**提示文**:
※
本多流射学を積み上げよう



拇指を跳ねて離れの稽古

ゴム弓で体をならす
退院直後の寺嶋廣文先生
1976年9月26日
逗子市小坪の
寺嶋先生宅で


 「本多流ってなんですか」。東大弓術部師範・寺嶋廣文先生の遺稿集「智慧の矢」が発刊されたあと弓術部の現役部員に呼び出されて、小林静一師範とともに、遺稿集に書いてあることなどについていろいろな質問を受けたことがある。現役部員にとって疑問ナンバーワンは今も変わらないようだ。先日は生弓会幹部の人が「日弓連の弓と本多流の弓はどう違うのかよく分からない」といっているのをきいてびっくりした。生弓会というのは日本で最も本多流を研究している集団のはずだからだ。最近はどうも「本多流の先生に教えてもらっているから本多流」という師弟関係の上での本多流ばかりが残って、射技の本多流が理解されていないのではないかという危機感すら覚える。
 「君たちはどう思うのか」と部員のみなさんに聞き返せば、「大きく引けば本多流になるんでしょう」「剛健典雅な射を目指すんです」といった答えが返ってくる。まさにその通り。弓術部の綱領まで引っ張り出して考えるのはさすがは東大生だ。だが、日弓連の弓との違いは、なかなか説明がついてこない。もっとも、日弓連の弓道教本を見ればわかるように、東大弓術部師範だった高木](たすく)先生が射法制定委員の一人として射法解説もしているうえ、専門用語は竹林派の用語がたくさん使われているため、日弓連射法と本多流射法の違いをはっきりさせるのは容易ではない。
※
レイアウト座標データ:
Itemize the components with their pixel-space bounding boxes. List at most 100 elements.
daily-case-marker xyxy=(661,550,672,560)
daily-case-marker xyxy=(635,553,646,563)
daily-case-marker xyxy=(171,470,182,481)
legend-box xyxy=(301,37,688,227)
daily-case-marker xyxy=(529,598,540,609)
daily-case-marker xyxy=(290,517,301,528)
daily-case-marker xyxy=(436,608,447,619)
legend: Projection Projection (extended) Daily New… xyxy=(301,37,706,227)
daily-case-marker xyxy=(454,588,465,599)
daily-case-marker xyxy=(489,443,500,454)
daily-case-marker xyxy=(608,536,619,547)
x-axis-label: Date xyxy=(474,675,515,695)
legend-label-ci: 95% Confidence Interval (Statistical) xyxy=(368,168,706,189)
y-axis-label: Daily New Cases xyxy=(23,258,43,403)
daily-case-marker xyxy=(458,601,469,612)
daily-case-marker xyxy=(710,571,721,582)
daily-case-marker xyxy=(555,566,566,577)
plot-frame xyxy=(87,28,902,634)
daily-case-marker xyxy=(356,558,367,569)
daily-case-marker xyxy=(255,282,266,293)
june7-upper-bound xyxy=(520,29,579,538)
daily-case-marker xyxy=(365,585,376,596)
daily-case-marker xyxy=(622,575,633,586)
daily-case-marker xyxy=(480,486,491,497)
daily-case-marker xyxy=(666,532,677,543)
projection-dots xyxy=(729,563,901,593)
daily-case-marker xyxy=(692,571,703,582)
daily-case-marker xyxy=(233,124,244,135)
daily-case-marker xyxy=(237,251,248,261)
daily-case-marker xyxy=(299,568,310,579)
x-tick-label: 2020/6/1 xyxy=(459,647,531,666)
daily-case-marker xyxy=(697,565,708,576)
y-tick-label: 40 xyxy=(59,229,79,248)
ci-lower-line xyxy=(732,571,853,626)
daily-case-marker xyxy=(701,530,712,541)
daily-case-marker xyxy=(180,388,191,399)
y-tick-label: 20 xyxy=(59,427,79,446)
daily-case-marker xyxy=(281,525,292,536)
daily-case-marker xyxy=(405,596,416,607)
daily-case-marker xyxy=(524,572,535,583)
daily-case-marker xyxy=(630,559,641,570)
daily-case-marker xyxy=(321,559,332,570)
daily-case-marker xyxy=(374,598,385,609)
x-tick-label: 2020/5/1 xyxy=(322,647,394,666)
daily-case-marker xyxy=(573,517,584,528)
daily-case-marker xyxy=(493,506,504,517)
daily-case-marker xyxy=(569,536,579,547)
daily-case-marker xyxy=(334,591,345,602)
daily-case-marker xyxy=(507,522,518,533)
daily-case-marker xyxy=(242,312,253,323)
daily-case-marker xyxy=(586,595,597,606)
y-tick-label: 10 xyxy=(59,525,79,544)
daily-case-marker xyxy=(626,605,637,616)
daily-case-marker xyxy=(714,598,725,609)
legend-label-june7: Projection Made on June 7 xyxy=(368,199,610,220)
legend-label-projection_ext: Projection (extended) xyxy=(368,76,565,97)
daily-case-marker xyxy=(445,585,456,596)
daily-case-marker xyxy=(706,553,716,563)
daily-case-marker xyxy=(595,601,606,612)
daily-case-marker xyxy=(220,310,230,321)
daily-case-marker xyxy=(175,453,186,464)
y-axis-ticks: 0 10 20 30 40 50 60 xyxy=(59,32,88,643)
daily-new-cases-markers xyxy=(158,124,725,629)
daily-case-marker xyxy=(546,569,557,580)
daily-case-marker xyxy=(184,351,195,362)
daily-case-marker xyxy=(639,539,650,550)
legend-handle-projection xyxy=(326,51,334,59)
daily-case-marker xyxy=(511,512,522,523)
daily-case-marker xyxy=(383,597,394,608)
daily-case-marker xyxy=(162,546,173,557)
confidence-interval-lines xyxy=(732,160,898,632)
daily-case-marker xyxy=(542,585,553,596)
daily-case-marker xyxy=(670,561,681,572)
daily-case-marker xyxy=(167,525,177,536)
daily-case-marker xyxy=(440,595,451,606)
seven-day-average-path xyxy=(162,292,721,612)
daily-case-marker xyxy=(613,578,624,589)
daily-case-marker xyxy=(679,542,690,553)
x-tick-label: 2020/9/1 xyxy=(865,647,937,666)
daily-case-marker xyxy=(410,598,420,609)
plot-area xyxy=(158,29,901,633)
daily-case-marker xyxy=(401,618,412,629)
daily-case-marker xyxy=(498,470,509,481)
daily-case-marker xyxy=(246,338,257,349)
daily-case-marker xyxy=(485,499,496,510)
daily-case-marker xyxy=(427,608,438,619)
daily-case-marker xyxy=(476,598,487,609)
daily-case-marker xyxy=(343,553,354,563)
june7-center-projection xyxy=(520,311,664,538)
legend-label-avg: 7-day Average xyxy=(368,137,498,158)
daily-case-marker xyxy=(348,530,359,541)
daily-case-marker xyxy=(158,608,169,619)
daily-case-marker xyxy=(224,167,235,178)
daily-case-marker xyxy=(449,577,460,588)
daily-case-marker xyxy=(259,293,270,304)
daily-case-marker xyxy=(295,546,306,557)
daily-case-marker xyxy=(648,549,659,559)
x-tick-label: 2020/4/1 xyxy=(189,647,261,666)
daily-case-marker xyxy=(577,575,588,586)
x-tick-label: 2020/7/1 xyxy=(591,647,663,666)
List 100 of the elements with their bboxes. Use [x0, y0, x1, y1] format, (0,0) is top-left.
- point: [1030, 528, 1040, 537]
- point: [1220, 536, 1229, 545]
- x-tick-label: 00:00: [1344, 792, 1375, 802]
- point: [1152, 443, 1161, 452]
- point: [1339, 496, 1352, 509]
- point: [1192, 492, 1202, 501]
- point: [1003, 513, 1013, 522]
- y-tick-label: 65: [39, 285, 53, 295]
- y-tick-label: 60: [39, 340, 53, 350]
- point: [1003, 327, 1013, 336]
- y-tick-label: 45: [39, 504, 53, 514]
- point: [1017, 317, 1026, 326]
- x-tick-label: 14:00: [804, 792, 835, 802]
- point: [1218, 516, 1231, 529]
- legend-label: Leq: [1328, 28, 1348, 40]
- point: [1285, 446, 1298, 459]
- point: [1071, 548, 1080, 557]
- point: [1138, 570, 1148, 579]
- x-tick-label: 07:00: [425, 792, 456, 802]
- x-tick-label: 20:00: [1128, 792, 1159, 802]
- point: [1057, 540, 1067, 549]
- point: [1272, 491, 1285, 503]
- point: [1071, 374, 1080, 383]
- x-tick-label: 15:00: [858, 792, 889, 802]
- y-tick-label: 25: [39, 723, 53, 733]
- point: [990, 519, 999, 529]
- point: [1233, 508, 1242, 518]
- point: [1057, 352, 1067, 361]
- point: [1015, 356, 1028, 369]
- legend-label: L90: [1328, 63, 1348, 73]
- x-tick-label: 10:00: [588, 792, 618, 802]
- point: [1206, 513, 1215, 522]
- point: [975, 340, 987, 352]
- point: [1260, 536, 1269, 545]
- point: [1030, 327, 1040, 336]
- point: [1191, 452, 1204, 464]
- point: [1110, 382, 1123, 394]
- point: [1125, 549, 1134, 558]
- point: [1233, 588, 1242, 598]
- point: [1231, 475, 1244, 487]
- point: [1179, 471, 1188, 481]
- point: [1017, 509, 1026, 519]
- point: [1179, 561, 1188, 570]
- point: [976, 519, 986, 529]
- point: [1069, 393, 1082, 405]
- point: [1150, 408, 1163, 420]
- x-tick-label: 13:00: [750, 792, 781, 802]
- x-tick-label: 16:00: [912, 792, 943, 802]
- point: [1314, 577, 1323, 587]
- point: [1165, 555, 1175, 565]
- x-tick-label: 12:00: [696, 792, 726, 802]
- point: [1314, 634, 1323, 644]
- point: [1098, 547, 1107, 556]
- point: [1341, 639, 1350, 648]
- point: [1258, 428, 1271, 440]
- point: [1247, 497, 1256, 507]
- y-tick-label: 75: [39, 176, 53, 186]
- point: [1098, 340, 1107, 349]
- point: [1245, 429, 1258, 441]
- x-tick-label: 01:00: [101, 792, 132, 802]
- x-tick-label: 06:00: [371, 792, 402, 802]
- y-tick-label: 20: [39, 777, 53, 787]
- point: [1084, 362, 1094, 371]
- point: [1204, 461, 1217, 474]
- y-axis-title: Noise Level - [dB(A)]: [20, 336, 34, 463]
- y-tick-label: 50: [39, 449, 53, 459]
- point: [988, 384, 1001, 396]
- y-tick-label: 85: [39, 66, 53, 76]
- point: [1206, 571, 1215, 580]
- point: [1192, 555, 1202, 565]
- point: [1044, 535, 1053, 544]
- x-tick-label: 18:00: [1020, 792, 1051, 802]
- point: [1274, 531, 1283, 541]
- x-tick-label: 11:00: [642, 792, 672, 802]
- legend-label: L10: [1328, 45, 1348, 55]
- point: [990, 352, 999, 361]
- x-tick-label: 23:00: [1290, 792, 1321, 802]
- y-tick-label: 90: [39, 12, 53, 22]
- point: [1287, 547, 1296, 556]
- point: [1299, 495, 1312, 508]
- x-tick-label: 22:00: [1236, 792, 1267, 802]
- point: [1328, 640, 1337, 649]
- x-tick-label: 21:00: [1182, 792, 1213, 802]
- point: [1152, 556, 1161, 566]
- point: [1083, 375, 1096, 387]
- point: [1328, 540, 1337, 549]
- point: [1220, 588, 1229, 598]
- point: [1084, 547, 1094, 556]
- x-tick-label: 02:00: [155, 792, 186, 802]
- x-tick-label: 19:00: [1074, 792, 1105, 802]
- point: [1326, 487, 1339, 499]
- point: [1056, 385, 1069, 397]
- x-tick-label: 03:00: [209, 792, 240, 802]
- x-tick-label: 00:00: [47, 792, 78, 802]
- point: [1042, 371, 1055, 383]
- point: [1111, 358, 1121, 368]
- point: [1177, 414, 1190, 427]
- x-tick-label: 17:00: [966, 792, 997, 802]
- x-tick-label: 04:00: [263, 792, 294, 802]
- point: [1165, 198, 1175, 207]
※
**必要な作業**:
本多流の文章のうち、「拇指を跳ねて離れの稽古」を含む語句で始まり「いかという危機感すら覚える。」で終わる部分を、「現役部員」を「学生部員」に呼び替えて書き直すこと。 一覧の内容は本多流の文章とは関係がない。

**回答全文**:
拇指を跳ねて離れの稽古

ゴム弓で体をならす
退院直後の寺嶋廣文先生
1976年9月26日
逗子市小坪の
寺嶋先生宅で


 「本多流ってなんですか」。東大弓術部師範・寺嶋廣文先生の遺稿集「智慧の矢」が発刊されたあと弓術部の学生部員に呼び出されて、小林静一師範とともに、遺稿集に書いてあることなどについていろいろな質問を受けたことがある。学生部員にとって疑問ナンバーワンは今も変わらないようだ。先日は生弓会幹部の人が「日弓連の弓と本多流の弓はどう違うのかよく分からない」といっているのをきいてびっくりした。生弓会というのは日本で最も本多流を研究している集団のはずだからだ。最近はどうも「本多流の先生に教えてもらっているから本多流」という師弟関係の上での本多流ばかりが残って、射技の本多流が理解されていないのではないかという危機感すら覚える。